Exercise material:
━━━━━━━━━━

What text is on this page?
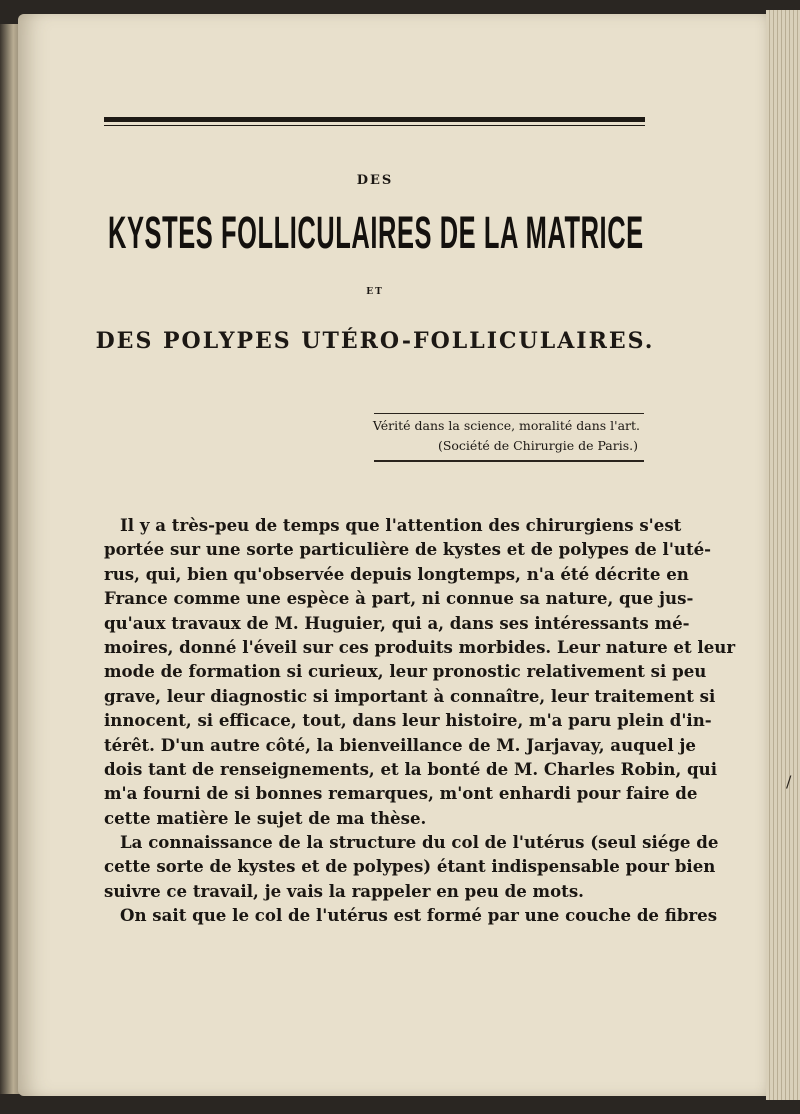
DES
KYSTES FOLLICULAIRES DE LA MATRICE
ET
DES POLYPES UTÉRO-FOLLICULAIRES.
Vérité dans la science, moralité dans l'art.
(Société de Chirurgie de Paris.)
Il y a très-peu de temps que l'attention des chirurgiens s'est
portée sur une sorte particulière de kystes et de polypes de l'uté-
rus, qui, bien qu'observée depuis longtemps, n'a été décrite en
France comme une espèce à part, ni connue sa nature, que jus-
qu'aux travaux de M. Huguier, qui a, dans ses intéressants mé-
moires, donné l'éveil sur ces produits morbides. Leur nature et leur
mode de formation si curieux, leur pronostic relativement si peu
grave, leur diagnostic si important à connaître, leur traitement si
innocent, si efficace, tout, dans leur histoire, m'a paru plein d'in-
térêt. D'un autre côté, la bienveillance de M. Jarjavay, auquel je
dois tant de renseignements, et la bonté de M. Charles Robin, qui
m'a fourni de si bonnes remarques, m'ont enhardi pour faire de
cette matière le sujet de ma thèse.
La connaissance de la structure du col de l'utérus (seul siége de
cette sorte de kystes et de polypes) étant indispensable pour bien
suivre ce travail, je vais la rappeler en peu de mots.
On sait que le col de l'utérus est formé par une couche de fibres
/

━━━━━━━━━━

Task: Only the number is wanted: how many lines in the entries above contain the string "pour"?

Final result: 2